Each record below should be output verbatim, without pictures.

** begin Provided records **

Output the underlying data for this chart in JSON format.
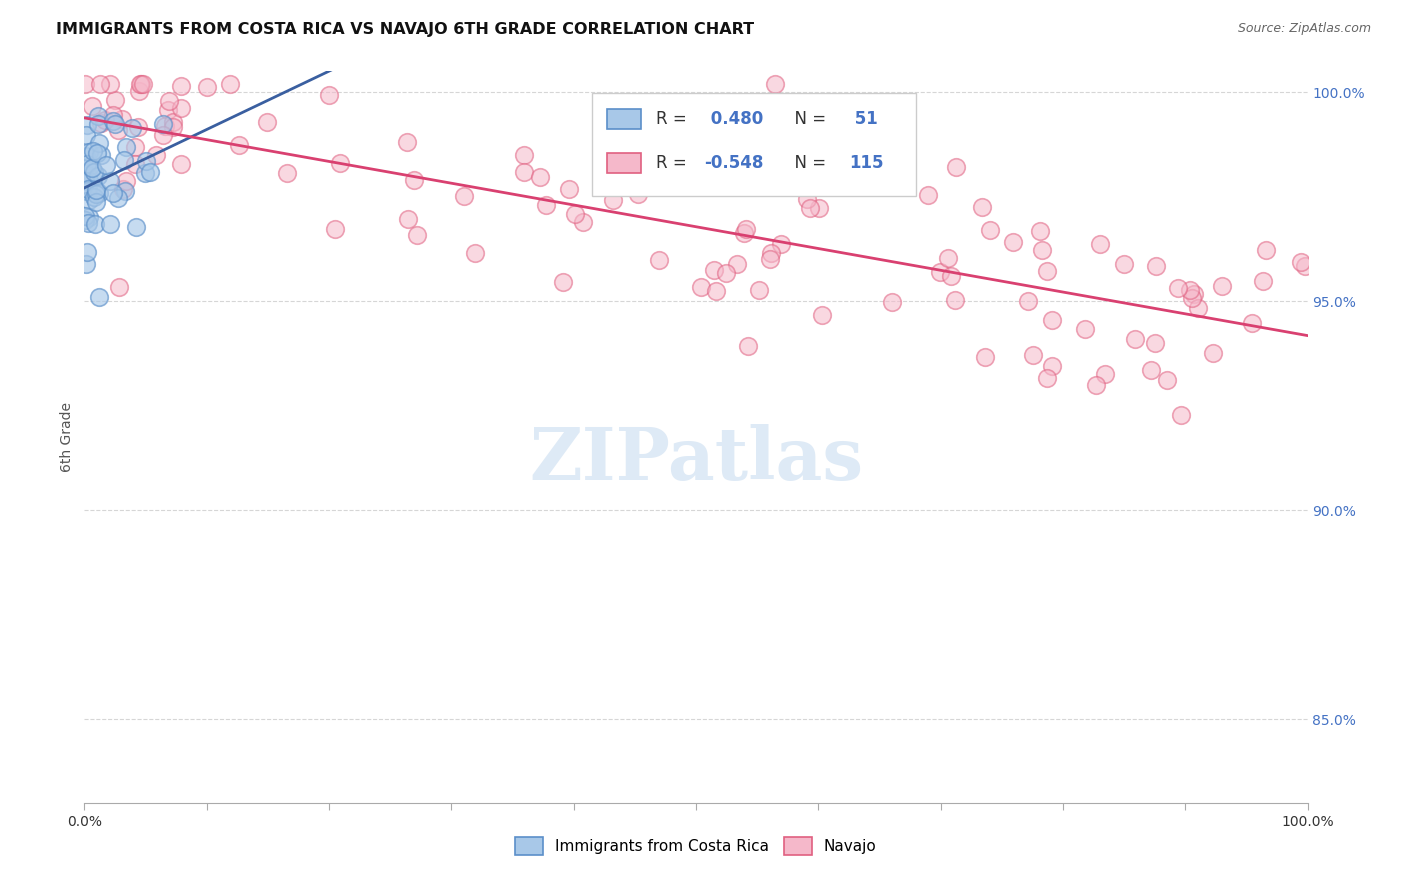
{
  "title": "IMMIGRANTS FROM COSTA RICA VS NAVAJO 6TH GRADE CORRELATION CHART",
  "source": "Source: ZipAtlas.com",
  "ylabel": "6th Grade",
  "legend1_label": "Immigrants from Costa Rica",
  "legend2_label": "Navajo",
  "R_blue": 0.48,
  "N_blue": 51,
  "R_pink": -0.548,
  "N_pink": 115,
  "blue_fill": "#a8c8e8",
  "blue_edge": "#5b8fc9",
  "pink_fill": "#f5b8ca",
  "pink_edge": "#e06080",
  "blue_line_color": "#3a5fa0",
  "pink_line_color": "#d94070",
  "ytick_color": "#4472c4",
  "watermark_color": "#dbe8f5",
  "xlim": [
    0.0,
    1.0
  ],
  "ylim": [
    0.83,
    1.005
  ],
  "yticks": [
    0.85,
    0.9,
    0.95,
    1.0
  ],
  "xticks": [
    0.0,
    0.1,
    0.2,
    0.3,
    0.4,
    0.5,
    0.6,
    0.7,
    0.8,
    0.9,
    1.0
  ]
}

** end Provided records **

■ **The result**
Output the underlying data for this chart in JSON format.
{
  "title": "IMMIGRANTS FROM COSTA RICA VS NAVAJO 6TH GRADE CORRELATION CHART",
  "source": "Source: ZipAtlas.com",
  "ylabel": "6th Grade",
  "legend1_label": "Immigrants from Costa Rica",
  "legend2_label": "Navajo",
  "R_blue": 0.48,
  "N_blue": 51,
  "R_pink": -0.548,
  "N_pink": 115,
  "blue_fill": "#a8c8e8",
  "blue_edge": "#5b8fc9",
  "pink_fill": "#f5b8ca",
  "pink_edge": "#e06080",
  "blue_line_color": "#3a5fa0",
  "pink_line_color": "#d94070",
  "ytick_color": "#4472c4",
  "watermark_color": "#dbe8f5",
  "xlim": [
    0.0,
    1.0
  ],
  "ylim": [
    0.83,
    1.005
  ],
  "yticks": [
    0.85,
    0.9,
    0.95,
    1.0
  ],
  "xticks": [
    0.0,
    0.1,
    0.2,
    0.3,
    0.4,
    0.5,
    0.6,
    0.7,
    0.8,
    0.9,
    1.0
  ]
}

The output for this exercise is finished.